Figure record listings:
-.-.-

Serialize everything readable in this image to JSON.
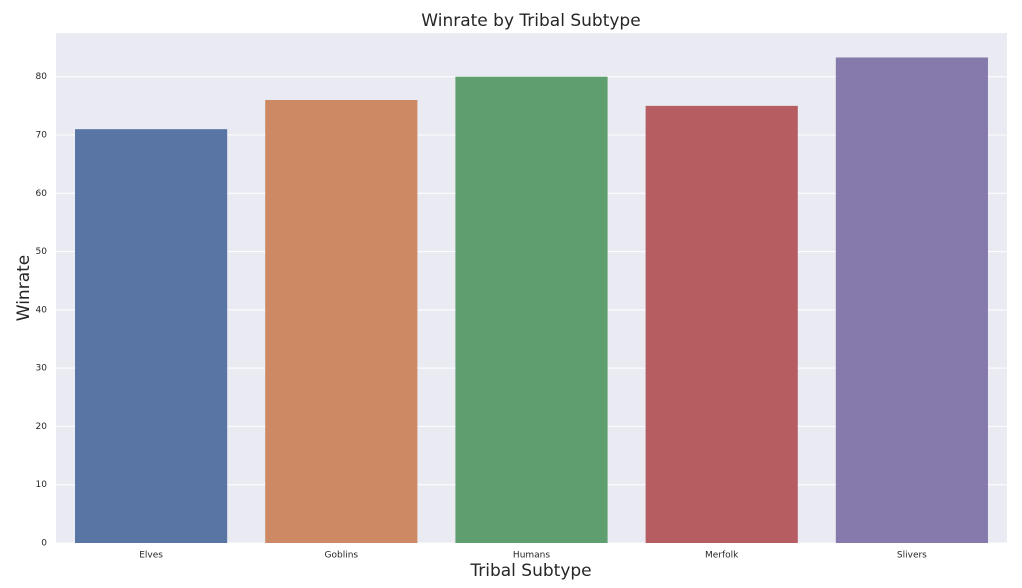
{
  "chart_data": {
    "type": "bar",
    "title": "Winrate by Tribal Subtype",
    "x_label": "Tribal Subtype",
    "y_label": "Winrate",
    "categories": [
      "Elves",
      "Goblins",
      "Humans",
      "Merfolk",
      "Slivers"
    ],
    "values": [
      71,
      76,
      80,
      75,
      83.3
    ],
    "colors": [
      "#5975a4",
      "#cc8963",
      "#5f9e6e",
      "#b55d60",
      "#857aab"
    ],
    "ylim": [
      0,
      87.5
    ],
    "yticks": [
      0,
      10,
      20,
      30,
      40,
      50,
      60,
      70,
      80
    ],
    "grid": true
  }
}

-.-.-

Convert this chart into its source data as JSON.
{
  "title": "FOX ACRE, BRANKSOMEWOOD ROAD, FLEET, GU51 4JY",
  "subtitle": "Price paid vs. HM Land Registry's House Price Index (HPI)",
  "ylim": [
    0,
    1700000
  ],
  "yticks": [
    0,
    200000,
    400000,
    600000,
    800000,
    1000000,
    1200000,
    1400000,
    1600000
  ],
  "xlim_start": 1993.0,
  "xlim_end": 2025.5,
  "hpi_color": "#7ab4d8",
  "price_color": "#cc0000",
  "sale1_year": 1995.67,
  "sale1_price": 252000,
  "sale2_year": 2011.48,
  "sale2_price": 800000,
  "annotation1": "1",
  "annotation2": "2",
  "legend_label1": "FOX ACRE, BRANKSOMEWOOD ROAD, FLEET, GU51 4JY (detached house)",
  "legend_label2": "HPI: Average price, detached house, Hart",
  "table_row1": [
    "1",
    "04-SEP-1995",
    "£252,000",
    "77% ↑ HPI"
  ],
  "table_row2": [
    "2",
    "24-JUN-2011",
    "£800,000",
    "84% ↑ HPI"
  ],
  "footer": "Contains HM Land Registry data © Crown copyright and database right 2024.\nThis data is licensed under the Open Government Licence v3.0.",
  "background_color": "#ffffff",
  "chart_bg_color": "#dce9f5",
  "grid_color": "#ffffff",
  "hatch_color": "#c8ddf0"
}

-.-.-

#### [DIRECTIVE]
Work out how many lines of the data hold the string "JSON". Reply with that number alone.

#### [WRITTEN ANSWER]
2